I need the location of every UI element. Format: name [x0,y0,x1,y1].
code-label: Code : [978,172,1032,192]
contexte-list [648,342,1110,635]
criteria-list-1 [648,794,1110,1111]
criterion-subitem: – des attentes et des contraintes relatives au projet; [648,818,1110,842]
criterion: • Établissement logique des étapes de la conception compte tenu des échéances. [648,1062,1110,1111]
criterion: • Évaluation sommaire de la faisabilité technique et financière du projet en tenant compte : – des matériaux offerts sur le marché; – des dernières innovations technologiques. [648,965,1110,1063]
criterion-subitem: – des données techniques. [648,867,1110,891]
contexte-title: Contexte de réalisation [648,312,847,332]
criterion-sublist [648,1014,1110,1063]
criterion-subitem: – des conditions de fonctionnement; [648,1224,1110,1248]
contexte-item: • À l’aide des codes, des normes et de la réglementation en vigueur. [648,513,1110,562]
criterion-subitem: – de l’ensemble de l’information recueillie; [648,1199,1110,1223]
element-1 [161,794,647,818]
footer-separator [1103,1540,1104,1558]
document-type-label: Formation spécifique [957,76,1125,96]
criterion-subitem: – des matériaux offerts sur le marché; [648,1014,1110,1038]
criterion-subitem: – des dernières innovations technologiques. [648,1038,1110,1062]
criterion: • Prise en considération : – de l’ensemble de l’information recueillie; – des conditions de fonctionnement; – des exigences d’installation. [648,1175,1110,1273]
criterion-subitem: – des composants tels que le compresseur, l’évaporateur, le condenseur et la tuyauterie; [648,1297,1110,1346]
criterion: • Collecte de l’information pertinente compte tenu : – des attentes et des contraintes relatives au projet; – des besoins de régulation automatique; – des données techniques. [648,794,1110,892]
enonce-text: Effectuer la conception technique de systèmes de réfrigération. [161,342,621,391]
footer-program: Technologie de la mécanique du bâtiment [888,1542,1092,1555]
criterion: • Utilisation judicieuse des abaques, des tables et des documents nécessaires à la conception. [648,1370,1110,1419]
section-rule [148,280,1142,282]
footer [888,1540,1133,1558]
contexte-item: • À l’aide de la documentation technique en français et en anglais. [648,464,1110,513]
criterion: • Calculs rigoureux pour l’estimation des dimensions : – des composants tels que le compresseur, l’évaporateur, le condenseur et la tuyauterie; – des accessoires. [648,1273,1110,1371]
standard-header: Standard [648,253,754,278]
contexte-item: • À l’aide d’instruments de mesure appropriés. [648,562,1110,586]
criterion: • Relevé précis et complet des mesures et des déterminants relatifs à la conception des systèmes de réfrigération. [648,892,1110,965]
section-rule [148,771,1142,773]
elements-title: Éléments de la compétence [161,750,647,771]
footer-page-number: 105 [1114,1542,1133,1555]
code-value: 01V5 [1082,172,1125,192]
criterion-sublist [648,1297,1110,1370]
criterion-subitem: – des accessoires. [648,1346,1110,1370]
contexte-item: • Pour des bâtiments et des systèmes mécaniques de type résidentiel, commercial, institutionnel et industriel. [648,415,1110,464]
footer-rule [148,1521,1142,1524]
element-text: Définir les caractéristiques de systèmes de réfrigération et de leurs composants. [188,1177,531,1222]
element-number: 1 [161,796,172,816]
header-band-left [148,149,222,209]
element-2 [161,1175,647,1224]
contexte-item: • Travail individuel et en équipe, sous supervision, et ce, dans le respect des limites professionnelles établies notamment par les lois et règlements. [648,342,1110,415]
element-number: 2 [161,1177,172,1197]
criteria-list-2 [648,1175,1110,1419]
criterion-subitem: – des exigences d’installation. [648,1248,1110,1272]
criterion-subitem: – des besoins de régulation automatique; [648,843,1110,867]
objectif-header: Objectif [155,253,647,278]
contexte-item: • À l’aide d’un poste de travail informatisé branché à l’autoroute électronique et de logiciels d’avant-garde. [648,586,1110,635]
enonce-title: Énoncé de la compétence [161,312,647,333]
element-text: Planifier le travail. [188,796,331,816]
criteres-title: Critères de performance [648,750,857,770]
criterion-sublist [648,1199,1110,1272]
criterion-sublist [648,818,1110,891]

### Job
Write out all the entries above again, word for word and line by line, without changing anything.

### Answer to the task
I need the location of every UI element. Format: name [x0,y0,x1,y1].
code-label: Code : [978,172,1032,192]
contexte-list [648,342,1110,635]
criteria-list-1 [648,794,1110,1111]
criterion-subitem: – des attentes et des contraintes relatives au projet; [648,818,1110,842]
criterion: • Établissement logique des étapes de la conception compte tenu des échéances. [648,1062,1110,1111]
criterion: • Évaluation sommaire de la faisabilité technique et financière du projet en tenant compte : – des matériaux offerts sur le marché; – des dernières innovations technologiques. [648,965,1110,1063]
criterion-subitem: – des données techniques. [648,867,1110,891]
contexte-title: Contexte de réalisation [648,312,847,332]
criterion-sublist [648,1014,1110,1063]
criterion-subitem: – des conditions de fonctionnement; [648,1224,1110,1248]
contexte-item: • À l’aide des codes, des normes et de la réglementation en vigueur. [648,513,1110,562]
criterion-subitem: – de l’ensemble de l’information recueillie; [648,1199,1110,1223]
element-1 [161,794,647,818]
footer-separator [1103,1540,1104,1558]
document-type-label: Formation spécifique [957,76,1125,96]
criterion-subitem: – des matériaux offerts sur le marché; [648,1014,1110,1038]
criterion-subitem: – des dernières innovations technologiques. [648,1038,1110,1062]
criterion: • Prise en considération : – de l’ensemble de l’information recueillie; – des conditions de fonctionnement; – des exigences d’installation. [648,1175,1110,1273]
criterion-subitem: – des composants tels que le compresseur, l’évaporateur, le condenseur et la tuyauterie; [648,1297,1110,1346]
criterion: • Collecte de l’information pertinente compte tenu : – des attentes et des contraintes relatives au projet; – des besoins de régulation automatique; – des données techniques. [648,794,1110,892]
enonce-text: Effectuer la conception technique de systèmes de réfrigération. [161,342,621,391]
footer-program: Technologie de la mécanique du bâtiment [888,1542,1092,1555]
criterion: • Utilisation judicieuse des abaques, des tables et des documents nécessaires à la conception. [648,1370,1110,1419]
section-rule [148,280,1142,282]
footer [888,1540,1133,1558]
contexte-item: • À l’aide de la documentation technique en français et en anglais. [648,464,1110,513]
criterion: • Calculs rigoureux pour l’estimation des dimensions : – des composants tels que le compresseur, l’évaporateur, le condenseur et la tuyauterie; – des accessoires. [648,1273,1110,1371]
standard-header: Standard [648,253,754,278]
contexte-item: • À l’aide d’instruments de mesure appropriés. [648,562,1110,586]
criterion: • Relevé précis et complet des mesures et des déterminants relatifs à la conception des systèmes de réfrigération. [648,892,1110,965]
section-rule [148,771,1142,773]
elements-title: Éléments de la compétence [161,750,647,771]
footer-page-number: 105 [1114,1542,1133,1555]
code-value: 01V5 [1082,172,1125,192]
criterion-sublist [648,1297,1110,1370]
criterion-subitem: – des accessoires. [648,1346,1110,1370]
contexte-item: • Pour des bâtiments et des systèmes mécaniques de type résidentiel, commercial, institutionnel et industriel. [648,415,1110,464]
footer-rule [148,1521,1142,1524]
element-text: Définir les caractéristiques de systèmes de réfrigération et de leurs composants. [188,1177,531,1222]
element-number: 1 [161,796,172,816]
header-band-left [148,149,222,209]
element-2 [161,1175,647,1224]
contexte-item: • Travail individuel et en équipe, sous supervision, et ce, dans le respect des limites professionnelles établies notamment par les lois et règlements. [648,342,1110,415]
element-number: 2 [161,1177,172,1197]
criteria-list-2 [648,1175,1110,1419]
criterion-subitem: – des exigences d’installation. [648,1248,1110,1272]
criterion-subitem: – des besoins de régulation automatique; [648,843,1110,867]
objectif-header: Objectif [155,253,647,278]
contexte-item: • À l’aide d’un poste de travail informatisé branché à l’autoroute électronique et de logiciels d’avant-garde. [648,586,1110,635]
enonce-title: Énoncé de la compétence [161,312,647,333]
element-text: Planifier le travail. [188,796,331,816]
criteres-title: Critères de performance [648,750,857,770]
criterion-sublist [648,1199,1110,1272]
criterion-sublist [648,818,1110,891]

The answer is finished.